[Data extracted from a collection]
====

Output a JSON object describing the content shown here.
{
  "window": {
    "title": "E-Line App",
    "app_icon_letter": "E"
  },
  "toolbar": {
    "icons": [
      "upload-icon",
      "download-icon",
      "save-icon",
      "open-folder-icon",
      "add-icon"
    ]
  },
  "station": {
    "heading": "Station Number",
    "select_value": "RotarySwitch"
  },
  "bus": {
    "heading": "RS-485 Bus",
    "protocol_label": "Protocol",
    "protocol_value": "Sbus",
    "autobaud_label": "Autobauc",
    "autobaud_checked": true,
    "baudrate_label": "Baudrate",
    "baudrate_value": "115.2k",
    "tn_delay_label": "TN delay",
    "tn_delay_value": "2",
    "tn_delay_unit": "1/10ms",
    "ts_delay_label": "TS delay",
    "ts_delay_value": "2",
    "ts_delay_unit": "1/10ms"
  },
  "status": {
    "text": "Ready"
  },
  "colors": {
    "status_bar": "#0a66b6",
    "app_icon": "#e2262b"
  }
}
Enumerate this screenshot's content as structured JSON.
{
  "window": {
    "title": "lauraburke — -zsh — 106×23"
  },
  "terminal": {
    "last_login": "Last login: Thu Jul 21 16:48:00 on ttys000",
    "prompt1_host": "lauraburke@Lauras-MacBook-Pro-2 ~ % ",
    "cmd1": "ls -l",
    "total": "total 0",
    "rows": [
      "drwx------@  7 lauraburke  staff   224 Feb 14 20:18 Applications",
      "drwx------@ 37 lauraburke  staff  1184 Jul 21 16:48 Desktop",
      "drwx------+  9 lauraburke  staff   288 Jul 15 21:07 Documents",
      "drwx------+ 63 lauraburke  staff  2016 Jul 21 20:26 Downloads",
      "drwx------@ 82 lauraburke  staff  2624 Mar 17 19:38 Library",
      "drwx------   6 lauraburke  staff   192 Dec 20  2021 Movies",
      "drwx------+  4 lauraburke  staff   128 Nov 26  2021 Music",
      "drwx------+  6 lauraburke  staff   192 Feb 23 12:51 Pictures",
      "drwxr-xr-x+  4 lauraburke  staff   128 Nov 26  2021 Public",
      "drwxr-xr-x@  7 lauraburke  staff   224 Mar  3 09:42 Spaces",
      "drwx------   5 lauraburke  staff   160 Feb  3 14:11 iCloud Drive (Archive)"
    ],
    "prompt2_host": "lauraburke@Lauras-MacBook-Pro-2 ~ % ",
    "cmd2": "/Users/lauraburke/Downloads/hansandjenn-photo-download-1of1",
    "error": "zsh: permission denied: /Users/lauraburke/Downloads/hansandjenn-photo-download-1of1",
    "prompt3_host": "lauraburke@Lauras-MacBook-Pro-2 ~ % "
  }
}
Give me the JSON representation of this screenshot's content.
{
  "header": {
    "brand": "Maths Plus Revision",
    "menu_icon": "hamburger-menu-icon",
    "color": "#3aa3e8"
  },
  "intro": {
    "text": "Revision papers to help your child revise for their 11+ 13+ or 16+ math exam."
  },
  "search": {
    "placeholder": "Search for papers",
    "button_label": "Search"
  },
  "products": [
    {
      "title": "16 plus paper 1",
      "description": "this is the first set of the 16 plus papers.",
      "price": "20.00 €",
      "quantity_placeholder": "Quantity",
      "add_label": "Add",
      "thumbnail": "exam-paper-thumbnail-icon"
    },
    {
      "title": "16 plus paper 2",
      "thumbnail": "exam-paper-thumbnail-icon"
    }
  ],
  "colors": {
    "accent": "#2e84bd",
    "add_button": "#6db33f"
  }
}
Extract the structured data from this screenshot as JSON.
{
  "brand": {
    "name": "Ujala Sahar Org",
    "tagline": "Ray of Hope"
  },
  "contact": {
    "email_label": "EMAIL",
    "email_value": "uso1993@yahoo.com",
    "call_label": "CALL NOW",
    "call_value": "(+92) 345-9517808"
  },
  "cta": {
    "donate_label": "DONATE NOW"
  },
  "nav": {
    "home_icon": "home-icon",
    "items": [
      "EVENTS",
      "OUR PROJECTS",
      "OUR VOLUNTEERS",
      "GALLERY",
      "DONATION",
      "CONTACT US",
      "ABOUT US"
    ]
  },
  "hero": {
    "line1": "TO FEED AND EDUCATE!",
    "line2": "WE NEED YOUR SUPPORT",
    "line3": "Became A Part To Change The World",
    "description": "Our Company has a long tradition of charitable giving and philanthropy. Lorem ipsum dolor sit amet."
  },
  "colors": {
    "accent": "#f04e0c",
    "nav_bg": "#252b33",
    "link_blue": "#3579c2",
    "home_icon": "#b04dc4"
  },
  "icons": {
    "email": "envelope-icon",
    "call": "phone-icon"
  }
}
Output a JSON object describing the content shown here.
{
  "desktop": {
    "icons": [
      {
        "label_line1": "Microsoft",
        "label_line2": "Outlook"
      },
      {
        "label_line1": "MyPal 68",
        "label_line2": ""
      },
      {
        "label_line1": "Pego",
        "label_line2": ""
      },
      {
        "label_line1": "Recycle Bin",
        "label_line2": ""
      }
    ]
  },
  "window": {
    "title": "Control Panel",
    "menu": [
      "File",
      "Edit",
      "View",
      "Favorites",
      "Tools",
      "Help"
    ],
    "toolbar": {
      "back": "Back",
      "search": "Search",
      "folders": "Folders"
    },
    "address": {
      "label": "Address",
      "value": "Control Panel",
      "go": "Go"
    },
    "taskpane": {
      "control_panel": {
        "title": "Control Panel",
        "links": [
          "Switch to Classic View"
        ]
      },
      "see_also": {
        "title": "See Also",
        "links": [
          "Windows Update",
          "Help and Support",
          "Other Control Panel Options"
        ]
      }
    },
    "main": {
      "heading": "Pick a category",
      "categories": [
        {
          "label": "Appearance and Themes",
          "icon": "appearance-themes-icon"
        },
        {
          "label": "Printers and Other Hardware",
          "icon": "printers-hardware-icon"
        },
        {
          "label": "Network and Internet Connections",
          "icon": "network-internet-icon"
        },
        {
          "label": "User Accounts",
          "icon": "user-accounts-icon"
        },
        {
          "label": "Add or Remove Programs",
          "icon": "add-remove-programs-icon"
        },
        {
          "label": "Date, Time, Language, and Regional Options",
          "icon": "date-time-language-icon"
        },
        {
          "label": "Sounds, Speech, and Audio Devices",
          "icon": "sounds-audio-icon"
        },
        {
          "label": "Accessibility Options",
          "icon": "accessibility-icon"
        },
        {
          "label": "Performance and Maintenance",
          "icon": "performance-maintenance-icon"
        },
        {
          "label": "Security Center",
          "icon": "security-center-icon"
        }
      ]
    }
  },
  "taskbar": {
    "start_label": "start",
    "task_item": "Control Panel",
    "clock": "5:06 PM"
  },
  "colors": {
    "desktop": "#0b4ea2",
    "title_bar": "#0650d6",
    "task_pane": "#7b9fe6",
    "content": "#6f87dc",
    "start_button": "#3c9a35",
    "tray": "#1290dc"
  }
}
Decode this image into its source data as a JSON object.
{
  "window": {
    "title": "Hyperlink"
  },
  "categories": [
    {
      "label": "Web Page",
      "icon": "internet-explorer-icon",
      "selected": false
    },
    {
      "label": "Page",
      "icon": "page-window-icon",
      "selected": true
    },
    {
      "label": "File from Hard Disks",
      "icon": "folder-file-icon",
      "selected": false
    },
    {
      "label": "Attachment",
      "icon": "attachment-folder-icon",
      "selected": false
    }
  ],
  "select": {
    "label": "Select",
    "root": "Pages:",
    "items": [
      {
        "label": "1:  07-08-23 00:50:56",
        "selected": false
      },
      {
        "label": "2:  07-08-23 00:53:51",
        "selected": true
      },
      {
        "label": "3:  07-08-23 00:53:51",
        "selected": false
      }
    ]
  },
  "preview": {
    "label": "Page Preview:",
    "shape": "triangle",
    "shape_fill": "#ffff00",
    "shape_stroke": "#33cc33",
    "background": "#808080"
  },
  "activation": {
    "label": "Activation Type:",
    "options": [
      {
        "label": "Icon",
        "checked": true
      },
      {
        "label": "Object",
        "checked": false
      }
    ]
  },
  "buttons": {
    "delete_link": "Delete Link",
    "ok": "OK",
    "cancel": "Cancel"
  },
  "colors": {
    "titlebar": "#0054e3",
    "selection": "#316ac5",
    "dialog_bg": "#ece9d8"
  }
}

====

▶ [What to work on]: Locate the word "staff" in the records and collect each line it appears in.

▶ [Complete response]:
      "drwx------@  7 lauraburke  staff   224 Feb 14 20:18 Applications",
      "drwx------@ 37 lauraburke  staff  1184 Jul 21 16:48 Desktop",
      "drwx------+  9 lauraburke  staff   288 Jul 15 21:07 Documents",
      "drwx------+ 63 lauraburke  staff  2016 Jul 21 20:26 Downloads",
      "drwx------@ 82 lauraburke  staff  2624 Mar 17 19:38 Library",
      "drwx------   6 lauraburke  staff   192 Dec 20  2021 Movies",
      "drwx------+  4 lauraburke  staff   128 Nov 26  2021 Music",
      "drwx------+  6 lauraburke  staff   192 Feb 23 12:51 Pictures",
      "drwxr-xr-x+  4 lauraburke  staff   128 Nov 26  2021 Public",
      "drwxr-xr-x@  7 lauraburke  staff   224 Mar  3 09:42 Spaces",
      "drwx------   5 lauraburke  staff   160 Feb  3 14:11 iCloud Drive (Archive)"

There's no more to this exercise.